Compile every line that includes the word "water".

▼

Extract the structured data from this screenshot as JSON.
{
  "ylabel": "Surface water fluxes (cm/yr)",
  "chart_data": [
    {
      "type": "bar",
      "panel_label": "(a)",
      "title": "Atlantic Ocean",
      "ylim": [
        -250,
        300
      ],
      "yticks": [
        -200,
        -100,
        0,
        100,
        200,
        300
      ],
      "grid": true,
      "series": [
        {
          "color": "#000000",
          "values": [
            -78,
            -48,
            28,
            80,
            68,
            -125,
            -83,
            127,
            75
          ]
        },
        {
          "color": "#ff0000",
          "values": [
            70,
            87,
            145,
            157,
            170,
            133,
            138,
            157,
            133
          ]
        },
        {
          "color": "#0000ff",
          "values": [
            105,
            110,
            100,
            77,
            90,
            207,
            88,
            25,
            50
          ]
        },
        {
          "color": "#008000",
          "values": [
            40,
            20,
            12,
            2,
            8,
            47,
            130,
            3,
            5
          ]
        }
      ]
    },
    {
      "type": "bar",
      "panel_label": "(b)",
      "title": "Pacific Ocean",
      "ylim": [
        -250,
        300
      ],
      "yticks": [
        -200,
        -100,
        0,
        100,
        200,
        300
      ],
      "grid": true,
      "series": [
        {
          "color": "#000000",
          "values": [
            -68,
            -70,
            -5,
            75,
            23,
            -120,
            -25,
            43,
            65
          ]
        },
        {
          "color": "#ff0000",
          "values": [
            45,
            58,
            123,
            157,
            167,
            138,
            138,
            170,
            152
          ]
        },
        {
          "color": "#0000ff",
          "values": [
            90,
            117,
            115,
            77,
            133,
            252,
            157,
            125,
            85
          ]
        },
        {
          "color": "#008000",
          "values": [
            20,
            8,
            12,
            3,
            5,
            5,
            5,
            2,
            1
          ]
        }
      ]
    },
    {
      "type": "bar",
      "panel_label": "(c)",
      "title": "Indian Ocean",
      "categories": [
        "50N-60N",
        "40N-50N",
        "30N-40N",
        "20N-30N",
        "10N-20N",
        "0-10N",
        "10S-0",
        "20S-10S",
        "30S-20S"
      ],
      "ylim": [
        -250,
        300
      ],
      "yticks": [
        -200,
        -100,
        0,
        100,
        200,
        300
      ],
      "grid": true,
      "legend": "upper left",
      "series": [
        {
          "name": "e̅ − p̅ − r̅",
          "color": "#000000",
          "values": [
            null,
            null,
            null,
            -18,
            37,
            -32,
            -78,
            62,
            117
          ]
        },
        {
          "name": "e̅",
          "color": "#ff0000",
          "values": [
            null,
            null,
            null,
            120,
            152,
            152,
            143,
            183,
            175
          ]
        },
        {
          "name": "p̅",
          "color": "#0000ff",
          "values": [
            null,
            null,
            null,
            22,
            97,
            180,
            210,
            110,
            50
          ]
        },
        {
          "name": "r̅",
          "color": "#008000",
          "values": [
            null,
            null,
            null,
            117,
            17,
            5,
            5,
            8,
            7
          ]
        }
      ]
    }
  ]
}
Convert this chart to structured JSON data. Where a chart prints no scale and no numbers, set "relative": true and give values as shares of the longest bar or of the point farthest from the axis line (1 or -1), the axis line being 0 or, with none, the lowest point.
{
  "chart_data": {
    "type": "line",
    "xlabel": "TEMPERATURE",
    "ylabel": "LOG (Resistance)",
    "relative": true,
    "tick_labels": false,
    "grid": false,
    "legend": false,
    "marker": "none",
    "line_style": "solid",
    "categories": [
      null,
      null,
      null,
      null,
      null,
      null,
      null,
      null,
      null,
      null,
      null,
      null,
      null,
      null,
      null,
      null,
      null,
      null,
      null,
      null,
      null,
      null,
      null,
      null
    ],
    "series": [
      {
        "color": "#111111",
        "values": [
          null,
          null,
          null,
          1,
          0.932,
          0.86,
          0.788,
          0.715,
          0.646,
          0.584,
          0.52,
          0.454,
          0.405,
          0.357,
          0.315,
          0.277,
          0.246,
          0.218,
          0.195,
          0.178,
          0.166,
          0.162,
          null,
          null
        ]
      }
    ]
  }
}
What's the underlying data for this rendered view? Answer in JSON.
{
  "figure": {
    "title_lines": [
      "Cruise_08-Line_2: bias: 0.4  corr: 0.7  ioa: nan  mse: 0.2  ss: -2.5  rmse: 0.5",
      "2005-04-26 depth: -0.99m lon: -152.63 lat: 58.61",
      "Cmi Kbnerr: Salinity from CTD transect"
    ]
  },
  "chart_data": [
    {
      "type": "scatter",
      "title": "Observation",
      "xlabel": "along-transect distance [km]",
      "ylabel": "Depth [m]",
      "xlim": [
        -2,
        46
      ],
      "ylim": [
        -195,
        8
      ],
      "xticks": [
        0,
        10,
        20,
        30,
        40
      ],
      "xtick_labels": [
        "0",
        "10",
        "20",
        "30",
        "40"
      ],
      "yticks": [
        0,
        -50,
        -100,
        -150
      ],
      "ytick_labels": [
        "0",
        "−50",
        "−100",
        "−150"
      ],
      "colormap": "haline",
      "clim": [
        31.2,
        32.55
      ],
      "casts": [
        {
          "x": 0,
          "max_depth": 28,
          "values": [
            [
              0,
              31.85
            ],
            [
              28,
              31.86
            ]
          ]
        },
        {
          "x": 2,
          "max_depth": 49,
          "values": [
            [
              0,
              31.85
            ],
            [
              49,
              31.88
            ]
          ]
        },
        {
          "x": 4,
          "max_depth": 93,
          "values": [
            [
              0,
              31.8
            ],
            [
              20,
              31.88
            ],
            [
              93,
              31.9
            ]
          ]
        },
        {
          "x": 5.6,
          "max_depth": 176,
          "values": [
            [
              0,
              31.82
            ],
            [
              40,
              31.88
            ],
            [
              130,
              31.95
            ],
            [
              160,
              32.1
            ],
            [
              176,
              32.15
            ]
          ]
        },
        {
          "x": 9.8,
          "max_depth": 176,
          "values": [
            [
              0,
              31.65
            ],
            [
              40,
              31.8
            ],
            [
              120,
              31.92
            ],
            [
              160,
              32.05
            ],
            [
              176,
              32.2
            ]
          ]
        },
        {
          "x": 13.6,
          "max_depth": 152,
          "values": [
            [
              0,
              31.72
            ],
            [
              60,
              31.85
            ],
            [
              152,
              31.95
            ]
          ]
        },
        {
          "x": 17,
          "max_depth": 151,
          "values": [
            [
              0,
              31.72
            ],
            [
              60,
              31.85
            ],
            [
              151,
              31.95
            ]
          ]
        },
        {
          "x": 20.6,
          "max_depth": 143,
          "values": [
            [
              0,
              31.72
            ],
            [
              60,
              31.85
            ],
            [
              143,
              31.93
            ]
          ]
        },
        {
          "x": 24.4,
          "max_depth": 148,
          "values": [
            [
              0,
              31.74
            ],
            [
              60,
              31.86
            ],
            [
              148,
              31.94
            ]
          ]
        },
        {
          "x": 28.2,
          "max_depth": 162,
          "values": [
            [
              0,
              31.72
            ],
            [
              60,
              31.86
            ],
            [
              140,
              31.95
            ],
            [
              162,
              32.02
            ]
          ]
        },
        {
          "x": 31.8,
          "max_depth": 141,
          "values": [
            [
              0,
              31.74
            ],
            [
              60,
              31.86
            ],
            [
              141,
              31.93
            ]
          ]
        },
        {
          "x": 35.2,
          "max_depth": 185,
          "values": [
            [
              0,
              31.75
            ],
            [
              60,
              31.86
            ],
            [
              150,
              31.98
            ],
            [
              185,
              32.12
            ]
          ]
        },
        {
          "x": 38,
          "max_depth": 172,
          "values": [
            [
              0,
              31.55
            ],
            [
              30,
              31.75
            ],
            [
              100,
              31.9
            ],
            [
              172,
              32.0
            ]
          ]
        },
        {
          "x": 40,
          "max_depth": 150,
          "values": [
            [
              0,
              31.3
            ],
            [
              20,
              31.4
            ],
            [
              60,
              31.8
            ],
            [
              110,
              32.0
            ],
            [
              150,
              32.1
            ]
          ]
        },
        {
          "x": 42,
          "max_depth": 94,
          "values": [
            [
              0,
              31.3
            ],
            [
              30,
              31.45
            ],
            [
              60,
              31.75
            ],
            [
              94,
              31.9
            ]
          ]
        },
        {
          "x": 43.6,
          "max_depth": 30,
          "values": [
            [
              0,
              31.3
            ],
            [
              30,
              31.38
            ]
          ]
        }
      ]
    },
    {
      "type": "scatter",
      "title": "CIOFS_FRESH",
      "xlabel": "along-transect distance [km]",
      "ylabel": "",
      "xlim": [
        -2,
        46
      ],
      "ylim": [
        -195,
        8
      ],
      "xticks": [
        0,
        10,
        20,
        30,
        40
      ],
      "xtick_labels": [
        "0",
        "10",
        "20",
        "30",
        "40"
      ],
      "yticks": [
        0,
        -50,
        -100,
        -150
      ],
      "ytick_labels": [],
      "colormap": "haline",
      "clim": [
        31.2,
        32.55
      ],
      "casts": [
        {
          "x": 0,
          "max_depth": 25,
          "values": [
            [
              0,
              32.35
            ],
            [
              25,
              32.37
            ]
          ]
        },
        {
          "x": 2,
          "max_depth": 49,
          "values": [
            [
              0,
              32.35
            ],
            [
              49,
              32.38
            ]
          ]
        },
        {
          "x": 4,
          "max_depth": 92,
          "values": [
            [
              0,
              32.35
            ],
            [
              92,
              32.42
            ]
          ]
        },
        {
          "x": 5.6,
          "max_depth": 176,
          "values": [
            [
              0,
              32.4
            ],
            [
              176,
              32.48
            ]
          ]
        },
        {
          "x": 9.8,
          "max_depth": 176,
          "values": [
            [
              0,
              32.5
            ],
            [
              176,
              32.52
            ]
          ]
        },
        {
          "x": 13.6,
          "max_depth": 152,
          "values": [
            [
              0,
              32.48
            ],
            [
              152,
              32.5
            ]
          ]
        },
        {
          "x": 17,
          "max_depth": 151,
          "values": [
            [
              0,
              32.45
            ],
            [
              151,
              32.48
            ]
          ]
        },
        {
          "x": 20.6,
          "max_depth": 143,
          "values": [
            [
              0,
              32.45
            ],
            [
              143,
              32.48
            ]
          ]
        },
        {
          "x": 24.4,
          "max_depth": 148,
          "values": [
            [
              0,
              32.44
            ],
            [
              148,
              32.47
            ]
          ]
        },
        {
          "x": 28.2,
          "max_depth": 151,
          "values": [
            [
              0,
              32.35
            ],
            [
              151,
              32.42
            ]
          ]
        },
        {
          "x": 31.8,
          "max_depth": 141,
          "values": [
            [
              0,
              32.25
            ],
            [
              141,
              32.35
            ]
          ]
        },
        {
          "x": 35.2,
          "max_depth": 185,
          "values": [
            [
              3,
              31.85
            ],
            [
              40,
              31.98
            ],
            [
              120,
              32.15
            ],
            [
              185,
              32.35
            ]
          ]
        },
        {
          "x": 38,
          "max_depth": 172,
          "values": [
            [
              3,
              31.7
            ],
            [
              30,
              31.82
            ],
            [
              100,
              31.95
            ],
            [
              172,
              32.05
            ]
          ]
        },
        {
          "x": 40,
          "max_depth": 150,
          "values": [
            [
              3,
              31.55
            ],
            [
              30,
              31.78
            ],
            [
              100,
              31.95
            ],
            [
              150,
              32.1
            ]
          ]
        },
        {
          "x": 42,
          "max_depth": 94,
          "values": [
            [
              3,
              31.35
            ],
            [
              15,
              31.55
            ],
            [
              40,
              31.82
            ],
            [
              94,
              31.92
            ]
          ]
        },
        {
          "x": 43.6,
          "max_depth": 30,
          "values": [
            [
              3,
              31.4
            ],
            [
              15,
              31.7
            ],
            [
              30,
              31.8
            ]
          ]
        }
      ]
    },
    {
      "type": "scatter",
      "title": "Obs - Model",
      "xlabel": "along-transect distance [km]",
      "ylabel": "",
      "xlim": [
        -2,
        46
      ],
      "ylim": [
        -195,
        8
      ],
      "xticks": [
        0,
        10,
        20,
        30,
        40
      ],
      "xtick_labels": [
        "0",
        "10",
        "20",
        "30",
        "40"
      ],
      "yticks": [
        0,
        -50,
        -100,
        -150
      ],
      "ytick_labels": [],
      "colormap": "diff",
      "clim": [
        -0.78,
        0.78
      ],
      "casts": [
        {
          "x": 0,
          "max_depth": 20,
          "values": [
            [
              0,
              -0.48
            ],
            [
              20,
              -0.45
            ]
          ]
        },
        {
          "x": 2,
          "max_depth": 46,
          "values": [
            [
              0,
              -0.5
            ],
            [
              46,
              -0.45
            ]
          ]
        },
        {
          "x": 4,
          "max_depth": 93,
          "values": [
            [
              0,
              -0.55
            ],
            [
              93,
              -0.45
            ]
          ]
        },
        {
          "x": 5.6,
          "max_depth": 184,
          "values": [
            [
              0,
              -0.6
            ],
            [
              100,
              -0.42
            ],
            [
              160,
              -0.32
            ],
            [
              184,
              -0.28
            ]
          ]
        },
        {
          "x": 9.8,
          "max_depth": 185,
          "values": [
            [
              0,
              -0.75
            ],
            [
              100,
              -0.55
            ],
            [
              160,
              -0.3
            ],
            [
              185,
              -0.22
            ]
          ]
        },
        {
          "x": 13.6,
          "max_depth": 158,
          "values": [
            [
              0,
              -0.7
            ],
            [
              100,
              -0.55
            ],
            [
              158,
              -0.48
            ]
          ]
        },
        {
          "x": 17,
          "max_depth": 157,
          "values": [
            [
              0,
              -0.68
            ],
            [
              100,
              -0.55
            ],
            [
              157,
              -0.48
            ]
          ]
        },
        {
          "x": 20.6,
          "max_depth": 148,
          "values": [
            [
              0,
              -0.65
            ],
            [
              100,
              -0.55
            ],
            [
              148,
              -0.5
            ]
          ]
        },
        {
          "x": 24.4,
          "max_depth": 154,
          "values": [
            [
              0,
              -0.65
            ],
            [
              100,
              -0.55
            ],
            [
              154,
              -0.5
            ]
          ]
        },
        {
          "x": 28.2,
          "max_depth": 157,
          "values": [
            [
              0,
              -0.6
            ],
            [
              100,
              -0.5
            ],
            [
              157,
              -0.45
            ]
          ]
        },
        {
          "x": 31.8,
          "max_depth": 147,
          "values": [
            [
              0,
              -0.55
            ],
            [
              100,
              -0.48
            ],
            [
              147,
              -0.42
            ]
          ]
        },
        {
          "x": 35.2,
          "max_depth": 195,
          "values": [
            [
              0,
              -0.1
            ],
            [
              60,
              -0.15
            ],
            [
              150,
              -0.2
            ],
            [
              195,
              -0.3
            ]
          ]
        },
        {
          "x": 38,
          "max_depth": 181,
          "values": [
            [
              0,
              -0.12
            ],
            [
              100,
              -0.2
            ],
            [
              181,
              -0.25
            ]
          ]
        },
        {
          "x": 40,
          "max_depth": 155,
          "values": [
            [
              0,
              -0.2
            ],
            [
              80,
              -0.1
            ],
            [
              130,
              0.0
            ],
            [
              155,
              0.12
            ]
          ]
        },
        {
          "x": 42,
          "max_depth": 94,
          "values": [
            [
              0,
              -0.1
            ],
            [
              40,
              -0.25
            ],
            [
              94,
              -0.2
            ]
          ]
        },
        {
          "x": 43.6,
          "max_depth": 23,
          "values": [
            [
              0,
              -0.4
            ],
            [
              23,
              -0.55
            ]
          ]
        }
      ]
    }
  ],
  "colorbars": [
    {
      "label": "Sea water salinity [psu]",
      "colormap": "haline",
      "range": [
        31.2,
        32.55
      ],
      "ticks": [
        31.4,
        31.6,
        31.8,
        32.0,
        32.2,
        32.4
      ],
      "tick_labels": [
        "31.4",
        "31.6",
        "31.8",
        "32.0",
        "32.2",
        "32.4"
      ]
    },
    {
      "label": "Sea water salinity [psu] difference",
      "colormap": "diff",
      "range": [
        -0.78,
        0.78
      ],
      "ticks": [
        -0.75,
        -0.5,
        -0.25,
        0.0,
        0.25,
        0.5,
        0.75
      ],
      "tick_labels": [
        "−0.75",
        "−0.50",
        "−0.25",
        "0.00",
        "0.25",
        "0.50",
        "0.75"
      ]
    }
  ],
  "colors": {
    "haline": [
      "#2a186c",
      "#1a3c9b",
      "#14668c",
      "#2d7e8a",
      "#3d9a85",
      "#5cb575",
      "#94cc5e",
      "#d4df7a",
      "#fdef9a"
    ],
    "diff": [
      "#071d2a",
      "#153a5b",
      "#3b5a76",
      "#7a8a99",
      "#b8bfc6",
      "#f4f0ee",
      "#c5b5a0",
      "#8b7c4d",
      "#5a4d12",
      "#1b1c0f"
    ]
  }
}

▲

WRITTEN ANSWER –
  "ylabel": "Surface water fluxes (cm/yr)",
      "label": "Sea water salinity [psu]",
      "label": "Sea water salinity [psu] difference",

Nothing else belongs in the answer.